• THE INPUT
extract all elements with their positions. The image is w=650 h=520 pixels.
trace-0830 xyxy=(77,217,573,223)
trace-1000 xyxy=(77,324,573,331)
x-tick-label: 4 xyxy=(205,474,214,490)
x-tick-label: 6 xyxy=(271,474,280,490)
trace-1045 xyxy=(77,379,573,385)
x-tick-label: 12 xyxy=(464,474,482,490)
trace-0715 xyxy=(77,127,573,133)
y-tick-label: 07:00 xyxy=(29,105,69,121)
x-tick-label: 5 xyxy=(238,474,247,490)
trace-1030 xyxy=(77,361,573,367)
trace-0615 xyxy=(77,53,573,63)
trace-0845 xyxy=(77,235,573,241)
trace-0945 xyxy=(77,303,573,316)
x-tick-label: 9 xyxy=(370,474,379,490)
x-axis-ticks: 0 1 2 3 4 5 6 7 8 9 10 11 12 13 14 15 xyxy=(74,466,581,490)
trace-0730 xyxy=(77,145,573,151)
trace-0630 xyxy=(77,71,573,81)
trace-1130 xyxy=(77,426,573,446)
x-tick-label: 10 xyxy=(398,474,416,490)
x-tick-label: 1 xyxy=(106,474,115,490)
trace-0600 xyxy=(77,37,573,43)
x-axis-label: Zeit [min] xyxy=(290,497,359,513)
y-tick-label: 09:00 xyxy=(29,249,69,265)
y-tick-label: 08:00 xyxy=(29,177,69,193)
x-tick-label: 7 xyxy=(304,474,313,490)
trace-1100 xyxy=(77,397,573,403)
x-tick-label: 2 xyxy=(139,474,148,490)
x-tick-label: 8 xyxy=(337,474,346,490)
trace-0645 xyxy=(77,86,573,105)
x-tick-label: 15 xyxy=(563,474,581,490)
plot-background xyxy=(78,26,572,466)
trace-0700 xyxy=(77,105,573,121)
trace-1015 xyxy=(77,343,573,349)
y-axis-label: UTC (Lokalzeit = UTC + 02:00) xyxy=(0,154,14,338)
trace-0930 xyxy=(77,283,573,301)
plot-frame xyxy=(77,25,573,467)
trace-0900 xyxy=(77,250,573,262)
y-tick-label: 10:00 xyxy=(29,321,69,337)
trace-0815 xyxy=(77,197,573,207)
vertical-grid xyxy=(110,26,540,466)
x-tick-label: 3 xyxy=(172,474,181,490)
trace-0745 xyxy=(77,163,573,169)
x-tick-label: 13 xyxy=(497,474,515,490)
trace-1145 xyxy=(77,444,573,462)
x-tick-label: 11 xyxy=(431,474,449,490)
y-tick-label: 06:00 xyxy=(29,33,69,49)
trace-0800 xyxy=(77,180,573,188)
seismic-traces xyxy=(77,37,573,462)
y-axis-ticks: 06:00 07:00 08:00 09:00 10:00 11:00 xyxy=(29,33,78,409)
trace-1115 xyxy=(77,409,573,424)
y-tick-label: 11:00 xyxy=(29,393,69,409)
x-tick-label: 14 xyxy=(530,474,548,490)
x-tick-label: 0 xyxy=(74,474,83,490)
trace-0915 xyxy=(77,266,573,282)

• TASK DIRECTIONS
Copy out every line of the material above without any changes.

• CORRECT RESULT
extract all elements with their positions. The image is w=650 h=520 pixels.
trace-0830 xyxy=(77,217,573,223)
trace-1000 xyxy=(77,324,573,331)
x-tick-label: 4 xyxy=(205,474,214,490)
x-tick-label: 6 xyxy=(271,474,280,490)
trace-1045 xyxy=(77,379,573,385)
x-tick-label: 12 xyxy=(464,474,482,490)
trace-0715 xyxy=(77,127,573,133)
y-tick-label: 07:00 xyxy=(29,105,69,121)
x-tick-label: 5 xyxy=(238,474,247,490)
trace-1030 xyxy=(77,361,573,367)
trace-0615 xyxy=(77,53,573,63)
trace-0845 xyxy=(77,235,573,241)
trace-0945 xyxy=(77,303,573,316)
x-tick-label: 9 xyxy=(370,474,379,490)
x-axis-ticks: 0 1 2 3 4 5 6 7 8 9 10 11 12 13 14 15 xyxy=(74,466,581,490)
trace-0730 xyxy=(77,145,573,151)
trace-0630 xyxy=(77,71,573,81)
trace-1130 xyxy=(77,426,573,446)
x-tick-label: 10 xyxy=(398,474,416,490)
x-tick-label: 1 xyxy=(106,474,115,490)
trace-0600 xyxy=(77,37,573,43)
x-axis-label: Zeit [min] xyxy=(290,497,359,513)
y-tick-label: 09:00 xyxy=(29,249,69,265)
y-tick-label: 08:00 xyxy=(29,177,69,193)
x-tick-label: 7 xyxy=(304,474,313,490)
trace-1100 xyxy=(77,397,573,403)
x-tick-label: 2 xyxy=(139,474,148,490)
x-tick-label: 8 xyxy=(337,474,346,490)
trace-0645 xyxy=(77,86,573,105)
x-tick-label: 15 xyxy=(563,474,581,490)
plot-background xyxy=(78,26,572,466)
trace-0700 xyxy=(77,105,573,121)
trace-1015 xyxy=(77,343,573,349)
y-axis-label: UTC (Lokalzeit = UTC + 02:00) xyxy=(0,154,14,338)
trace-0930 xyxy=(77,283,573,301)
plot-frame xyxy=(77,25,573,467)
trace-0900 xyxy=(77,250,573,262)
y-tick-label: 10:00 xyxy=(29,321,69,337)
trace-0815 xyxy=(77,197,573,207)
vertical-grid xyxy=(110,26,540,466)
x-tick-label: 3 xyxy=(172,474,181,490)
trace-0745 xyxy=(77,163,573,169)
x-tick-label: 13 xyxy=(497,474,515,490)
trace-1145 xyxy=(77,444,573,462)
x-tick-label: 11 xyxy=(431,474,449,490)
y-tick-label: 06:00 xyxy=(29,33,69,49)
trace-0800 xyxy=(77,180,573,188)
seismic-traces xyxy=(77,37,573,462)
y-axis-ticks: 06:00 07:00 08:00 09:00 10:00 11:00 xyxy=(29,33,78,409)
trace-1115 xyxy=(77,409,573,424)
y-tick-label: 11:00 xyxy=(29,393,69,409)
x-tick-label: 14 xyxy=(530,474,548,490)
x-tick-label: 0 xyxy=(74,474,83,490)
trace-0915 xyxy=(77,266,573,282)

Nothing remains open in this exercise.